Read the records and write them out again exactly.

▸ Data entries
★ ★ ★ ★ ★ ★ ★

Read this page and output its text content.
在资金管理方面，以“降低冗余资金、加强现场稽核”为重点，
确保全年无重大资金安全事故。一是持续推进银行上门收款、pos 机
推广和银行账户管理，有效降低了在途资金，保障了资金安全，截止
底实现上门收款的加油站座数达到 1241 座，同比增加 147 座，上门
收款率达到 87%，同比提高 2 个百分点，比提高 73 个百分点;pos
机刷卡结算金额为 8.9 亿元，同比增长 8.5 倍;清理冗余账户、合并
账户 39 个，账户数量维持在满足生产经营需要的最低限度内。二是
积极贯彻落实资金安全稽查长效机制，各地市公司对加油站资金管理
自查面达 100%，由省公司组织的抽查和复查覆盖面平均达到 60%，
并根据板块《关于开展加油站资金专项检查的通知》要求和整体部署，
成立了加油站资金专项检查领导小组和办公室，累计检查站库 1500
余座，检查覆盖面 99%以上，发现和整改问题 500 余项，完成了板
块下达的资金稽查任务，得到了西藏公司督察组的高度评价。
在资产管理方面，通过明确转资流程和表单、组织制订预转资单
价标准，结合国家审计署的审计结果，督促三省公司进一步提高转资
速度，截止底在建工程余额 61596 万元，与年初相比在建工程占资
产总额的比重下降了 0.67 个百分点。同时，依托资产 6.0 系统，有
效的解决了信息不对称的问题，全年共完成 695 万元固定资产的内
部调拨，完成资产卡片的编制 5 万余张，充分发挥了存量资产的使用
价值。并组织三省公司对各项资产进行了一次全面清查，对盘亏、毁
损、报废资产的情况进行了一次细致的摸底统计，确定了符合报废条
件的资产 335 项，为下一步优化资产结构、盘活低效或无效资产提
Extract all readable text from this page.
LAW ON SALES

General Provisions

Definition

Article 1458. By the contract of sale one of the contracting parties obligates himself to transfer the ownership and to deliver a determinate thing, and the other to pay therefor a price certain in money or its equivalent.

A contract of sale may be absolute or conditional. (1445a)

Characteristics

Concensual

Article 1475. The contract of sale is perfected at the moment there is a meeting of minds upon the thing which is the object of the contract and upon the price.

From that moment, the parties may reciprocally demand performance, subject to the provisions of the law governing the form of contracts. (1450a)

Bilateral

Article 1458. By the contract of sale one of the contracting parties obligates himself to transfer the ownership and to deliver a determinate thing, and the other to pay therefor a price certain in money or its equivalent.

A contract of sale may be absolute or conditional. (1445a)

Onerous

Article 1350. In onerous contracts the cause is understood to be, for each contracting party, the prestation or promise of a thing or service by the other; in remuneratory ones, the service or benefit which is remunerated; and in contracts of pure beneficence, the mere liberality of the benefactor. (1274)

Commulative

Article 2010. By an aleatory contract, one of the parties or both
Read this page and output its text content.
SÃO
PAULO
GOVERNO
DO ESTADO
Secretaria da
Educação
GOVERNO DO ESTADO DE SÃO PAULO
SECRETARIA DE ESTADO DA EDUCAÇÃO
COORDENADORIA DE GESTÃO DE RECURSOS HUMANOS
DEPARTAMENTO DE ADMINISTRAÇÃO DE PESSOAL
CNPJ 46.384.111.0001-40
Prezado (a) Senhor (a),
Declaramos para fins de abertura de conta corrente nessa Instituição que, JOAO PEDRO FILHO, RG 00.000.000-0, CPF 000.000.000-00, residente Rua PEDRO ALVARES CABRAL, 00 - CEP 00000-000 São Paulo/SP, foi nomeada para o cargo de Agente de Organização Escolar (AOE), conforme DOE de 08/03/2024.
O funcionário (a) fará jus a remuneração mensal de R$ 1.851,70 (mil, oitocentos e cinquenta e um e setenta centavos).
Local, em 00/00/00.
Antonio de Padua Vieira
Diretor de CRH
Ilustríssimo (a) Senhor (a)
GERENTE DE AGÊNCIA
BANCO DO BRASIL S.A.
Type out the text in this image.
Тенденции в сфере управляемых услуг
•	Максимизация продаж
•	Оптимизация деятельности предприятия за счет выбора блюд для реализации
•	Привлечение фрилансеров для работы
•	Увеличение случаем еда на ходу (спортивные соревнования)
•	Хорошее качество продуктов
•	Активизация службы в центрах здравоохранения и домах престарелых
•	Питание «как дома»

★ ★ ★ ★ ★ ★ ★

▸ Solution to this task
Read this page and output its text content.
在资金管理方面，以“降低冗余资金、加强现场稽核”为重点，
确保全年无重大资金安全事故。一是持续推进银行上门收款、pos 机
推广和银行账户管理，有效降低了在途资金，保障了资金安全，截止
底实现上门收款的加油站座数达到 1241 座，同比增加 147 座，上门
收款率达到 87%，同比提高 2 个百分点，比提高 73 个百分点;pos
机刷卡结算金额为 8.9 亿元，同比增长 8.5 倍;清理冗余账户、合并
账户 39 个，账户数量维持在满足生产经营需要的最低限度内。二是
积极贯彻落实资金安全稽查长效机制，各地市公司对加油站资金管理
自查面达 100%，由省公司组织的抽查和复查覆盖面平均达到 60%，
并根据板块《关于开展加油站资金专项检查的通知》要求和整体部署，
成立了加油站资金专项检查领导小组和办公室，累计检查站库 1500
余座，检查覆盖面 99%以上，发现和整改问题 500 余项，完成了板
块下达的资金稽查任务，得到了西藏公司督察组的高度评价。
在资产管理方面，通过明确转资流程和表单、组织制订预转资单
价标准，结合国家审计署的审计结果，督促三省公司进一步提高转资
速度，截止底在建工程余额 61596 万元，与年初相比在建工程占资
产总额的比重下降了 0.67 个百分点。同时，依托资产 6.0 系统，有
效的解决了信息不对称的问题，全年共完成 695 万元固定资产的内
部调拨，完成资产卡片的编制 5 万余张，充分发挥了存量资产的使用
价值。并组织三省公司对各项资产进行了一次全面清查，对盘亏、毁
损、报废资产的情况进行了一次细致的摸底统计，确定了符合报废条
件的资产 335 项，为下一步优化资产结构、盘活低效或无效资产提
Extract all readable text from this page.
LAW ON SALES

General Provisions

Definition

Article 1458. By the contract of sale one of the contracting parties obligates himself to transfer the ownership and to deliver a determinate thing, and the other to pay therefor a price certain in money or its equivalent.

A contract of sale may be absolute or conditional. (1445a)

Characteristics

Concensual

Article 1475. The contract of sale is perfected at the moment there is a meeting of minds upon the thing which is the object of the contract and upon the price.

From that moment, the parties may reciprocally demand performance, subject to the provisions of the law governing the form of contracts. (1450a)

Bilateral

Article 1458. By the contract of sale one of the contracting parties obligates himself to transfer the ownership and to deliver a determinate thing, and the other to pay therefor a price certain in money or its equivalent.

A contract of sale may be absolute or conditional. (1445a)

Onerous

Article 1350. In onerous contracts the cause is understood to be, for each contracting party, the prestation or promise of a thing or service by the other; in remuneratory ones, the service or benefit which is remunerated; and in contracts of pure beneficence, the mere liberality of the benefactor. (1274)

Commulative

Article 2010. By an aleatory contract, one of the parties or both
Read this page and output its text content.
SÃO
PAULO
GOVERNO
DO ESTADO
Secretaria da
Educação
GOVERNO DO ESTADO DE SÃO PAULO
SECRETARIA DE ESTADO DA EDUCAÇÃO
COORDENADORIA DE GESTÃO DE RECURSOS HUMANOS
DEPARTAMENTO DE ADMINISTRAÇÃO DE PESSOAL
CNPJ 46.384.111.0001-40
Prezado (a) Senhor (a),
Declaramos para fins de abertura de conta corrente nessa Instituição que, JOAO PEDRO FILHO, RG 00.000.000-0, CPF 000.000.000-00, residente Rua PEDRO ALVARES CABRAL, 00 - CEP 00000-000 São Paulo/SP, foi nomeada para o cargo de Agente de Organização Escolar (AOE), conforme DOE de 08/03/2024.
O funcionário (a) fará jus a remuneração mensal de R$ 1.851,70 (mil, oitocentos e cinquenta e um e setenta centavos).
Local, em 00/00/00.
Antonio de Padua Vieira
Diretor de CRH
Ilustríssimo (a) Senhor (a)
GERENTE DE AGÊNCIA
BANCO DO BRASIL S.A.
Type out the text in this image.
Тенденции в сфере управляемых услуг
•	Максимизация продаж
•	Оптимизация деятельности предприятия за счет выбора блюд для реализации
•	Привлечение фрилансеров для работы
•	Увеличение случаем еда на ходу (спортивные соревнования)
•	Хорошее качество продуктов
•	Активизация службы в центрах здравоохранения и домах престарелых
•	Питание «как дома»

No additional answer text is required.